(Task statement)
Output every line of the data exactly as it appears.

####################

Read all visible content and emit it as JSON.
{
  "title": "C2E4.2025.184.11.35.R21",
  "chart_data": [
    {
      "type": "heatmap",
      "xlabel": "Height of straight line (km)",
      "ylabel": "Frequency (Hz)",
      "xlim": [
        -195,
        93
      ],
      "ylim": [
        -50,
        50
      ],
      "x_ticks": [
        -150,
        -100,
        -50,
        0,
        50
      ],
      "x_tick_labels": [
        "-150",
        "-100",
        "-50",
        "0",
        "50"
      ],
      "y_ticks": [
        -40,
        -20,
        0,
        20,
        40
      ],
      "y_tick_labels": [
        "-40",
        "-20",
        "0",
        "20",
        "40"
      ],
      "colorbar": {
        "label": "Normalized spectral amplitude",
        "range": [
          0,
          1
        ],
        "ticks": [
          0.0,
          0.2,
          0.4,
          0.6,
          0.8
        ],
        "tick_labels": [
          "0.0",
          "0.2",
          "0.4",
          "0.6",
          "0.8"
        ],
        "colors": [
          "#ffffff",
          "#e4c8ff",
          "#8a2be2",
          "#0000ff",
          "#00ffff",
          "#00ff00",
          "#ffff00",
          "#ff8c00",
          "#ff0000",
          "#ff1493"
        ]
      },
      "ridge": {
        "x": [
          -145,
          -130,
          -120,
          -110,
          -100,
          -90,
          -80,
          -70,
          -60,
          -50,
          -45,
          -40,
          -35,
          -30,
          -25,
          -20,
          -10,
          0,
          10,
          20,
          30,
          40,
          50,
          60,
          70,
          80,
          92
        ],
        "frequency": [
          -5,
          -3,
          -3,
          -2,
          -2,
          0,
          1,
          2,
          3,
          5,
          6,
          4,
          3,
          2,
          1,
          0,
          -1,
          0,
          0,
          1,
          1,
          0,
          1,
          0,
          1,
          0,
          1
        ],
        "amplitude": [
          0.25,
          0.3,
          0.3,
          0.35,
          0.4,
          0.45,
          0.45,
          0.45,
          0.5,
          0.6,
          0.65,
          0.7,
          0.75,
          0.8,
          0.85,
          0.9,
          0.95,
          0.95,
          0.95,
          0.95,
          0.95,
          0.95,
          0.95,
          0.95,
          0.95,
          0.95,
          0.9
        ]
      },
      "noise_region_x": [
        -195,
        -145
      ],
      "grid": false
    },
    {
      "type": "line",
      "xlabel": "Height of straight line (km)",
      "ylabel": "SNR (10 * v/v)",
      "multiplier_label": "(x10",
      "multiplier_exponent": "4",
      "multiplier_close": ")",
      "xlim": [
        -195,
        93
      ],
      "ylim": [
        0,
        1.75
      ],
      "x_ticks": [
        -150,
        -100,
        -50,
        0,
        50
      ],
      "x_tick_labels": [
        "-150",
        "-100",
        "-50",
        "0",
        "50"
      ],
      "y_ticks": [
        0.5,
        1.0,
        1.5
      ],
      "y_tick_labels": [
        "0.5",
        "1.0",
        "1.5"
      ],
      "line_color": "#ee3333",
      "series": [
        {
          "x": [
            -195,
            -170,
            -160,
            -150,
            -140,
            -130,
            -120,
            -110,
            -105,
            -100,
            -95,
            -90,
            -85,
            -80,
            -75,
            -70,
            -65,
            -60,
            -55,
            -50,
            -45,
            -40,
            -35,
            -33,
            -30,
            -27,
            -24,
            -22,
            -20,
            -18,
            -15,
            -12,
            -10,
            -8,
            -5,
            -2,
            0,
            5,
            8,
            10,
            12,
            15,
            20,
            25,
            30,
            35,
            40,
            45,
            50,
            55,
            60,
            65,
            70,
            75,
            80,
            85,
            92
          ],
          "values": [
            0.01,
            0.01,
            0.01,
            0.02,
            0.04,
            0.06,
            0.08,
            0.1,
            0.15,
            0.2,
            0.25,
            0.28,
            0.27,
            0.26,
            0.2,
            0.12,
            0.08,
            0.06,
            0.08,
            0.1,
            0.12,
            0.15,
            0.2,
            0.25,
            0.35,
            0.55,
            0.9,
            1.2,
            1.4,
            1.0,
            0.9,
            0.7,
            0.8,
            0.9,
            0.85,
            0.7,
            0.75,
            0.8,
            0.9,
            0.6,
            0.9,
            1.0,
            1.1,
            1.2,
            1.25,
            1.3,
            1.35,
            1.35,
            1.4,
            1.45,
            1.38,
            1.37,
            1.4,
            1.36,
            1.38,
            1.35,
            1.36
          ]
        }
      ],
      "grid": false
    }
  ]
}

####################

(Completed task)
Read all visible content and emit it as JSON.
{
  "title": "C2E4.2025.184.11.35.R21",
  "chart_data": [
    {
      "type": "heatmap",
      "xlabel": "Height of straight line (km)",
      "ylabel": "Frequency (Hz)",
      "xlim": [
        -195,
        93
      ],
      "ylim": [
        -50,
        50
      ],
      "x_ticks": [
        -150,
        -100,
        -50,
        0,
        50
      ],
      "x_tick_labels": [
        "-150",
        "-100",
        "-50",
        "0",
        "50"
      ],
      "y_ticks": [
        -40,
        -20,
        0,
        20,
        40
      ],
      "y_tick_labels": [
        "-40",
        "-20",
        "0",
        "20",
        "40"
      ],
      "colorbar": {
        "label": "Normalized spectral amplitude",
        "range": [
          0,
          1
        ],
        "ticks": [
          0.0,
          0.2,
          0.4,
          0.6,
          0.8
        ],
        "tick_labels": [
          "0.0",
          "0.2",
          "0.4",
          "0.6",
          "0.8"
        ],
        "colors": [
          "#ffffff",
          "#e4c8ff",
          "#8a2be2",
          "#0000ff",
          "#00ffff",
          "#00ff00",
          "#ffff00",
          "#ff8c00",
          "#ff0000",
          "#ff1493"
        ]
      },
      "ridge": {
        "x": [
          -145,
          -130,
          -120,
          -110,
          -100,
          -90,
          -80,
          -70,
          -60,
          -50,
          -45,
          -40,
          -35,
          -30,
          -25,
          -20,
          -10,
          0,
          10,
          20,
          30,
          40,
          50,
          60,
          70,
          80,
          92
        ],
        "frequency": [
          -5,
          -3,
          -3,
          -2,
          -2,
          0,
          1,
          2,
          3,
          5,
          6,
          4,
          3,
          2,
          1,
          0,
          -1,
          0,
          0,
          1,
          1,
          0,
          1,
          0,
          1,
          0,
          1
        ],
        "amplitude": [
          0.25,
          0.3,
          0.3,
          0.35,
          0.4,
          0.45,
          0.45,
          0.45,
          0.5,
          0.6,
          0.65,
          0.7,
          0.75,
          0.8,
          0.85,
          0.9,
          0.95,
          0.95,
          0.95,
          0.95,
          0.95,
          0.95,
          0.95,
          0.95,
          0.95,
          0.95,
          0.9
        ]
      },
      "noise_region_x": [
        -195,
        -145
      ],
      "grid": false
    },
    {
      "type": "line",
      "xlabel": "Height of straight line (km)",
      "ylabel": "SNR (10 * v/v)",
      "multiplier_label": "(x10",
      "multiplier_exponent": "4",
      "multiplier_close": ")",
      "xlim": [
        -195,
        93
      ],
      "ylim": [
        0,
        1.75
      ],
      "x_ticks": [
        -150,
        -100,
        -50,
        0,
        50
      ],
      "x_tick_labels": [
        "-150",
        "-100",
        "-50",
        "0",
        "50"
      ],
      "y_ticks": [
        0.5,
        1.0,
        1.5
      ],
      "y_tick_labels": [
        "0.5",
        "1.0",
        "1.5"
      ],
      "line_color": "#ee3333",
      "series": [
        {
          "x": [
            -195,
            -170,
            -160,
            -150,
            -140,
            -130,
            -120,
            -110,
            -105,
            -100,
            -95,
            -90,
            -85,
            -80,
            -75,
            -70,
            -65,
            -60,
            -55,
            -50,
            -45,
            -40,
            -35,
            -33,
            -30,
            -27,
            -24,
            -22,
            -20,
            -18,
            -15,
            -12,
            -10,
            -8,
            -5,
            -2,
            0,
            5,
            8,
            10,
            12,
            15,
            20,
            25,
            30,
            35,
            40,
            45,
            50,
            55,
            60,
            65,
            70,
            75,
            80,
            85,
            92
          ],
          "values": [
            0.01,
            0.01,
            0.01,
            0.02,
            0.04,
            0.06,
            0.08,
            0.1,
            0.15,
            0.2,
            0.25,
            0.28,
            0.27,
            0.26,
            0.2,
            0.12,
            0.08,
            0.06,
            0.08,
            0.1,
            0.12,
            0.15,
            0.2,
            0.25,
            0.35,
            0.55,
            0.9,
            1.2,
            1.4,
            1.0,
            0.9,
            0.7,
            0.8,
            0.9,
            0.85,
            0.7,
            0.75,
            0.8,
            0.9,
            0.6,
            0.9,
            1.0,
            1.1,
            1.2,
            1.25,
            1.3,
            1.35,
            1.35,
            1.4,
            1.45,
            1.38,
            1.37,
            1.4,
            1.36,
            1.38,
            1.35,
            1.36
          ]
        }
      ],
      "grid": false
    }
  ]
}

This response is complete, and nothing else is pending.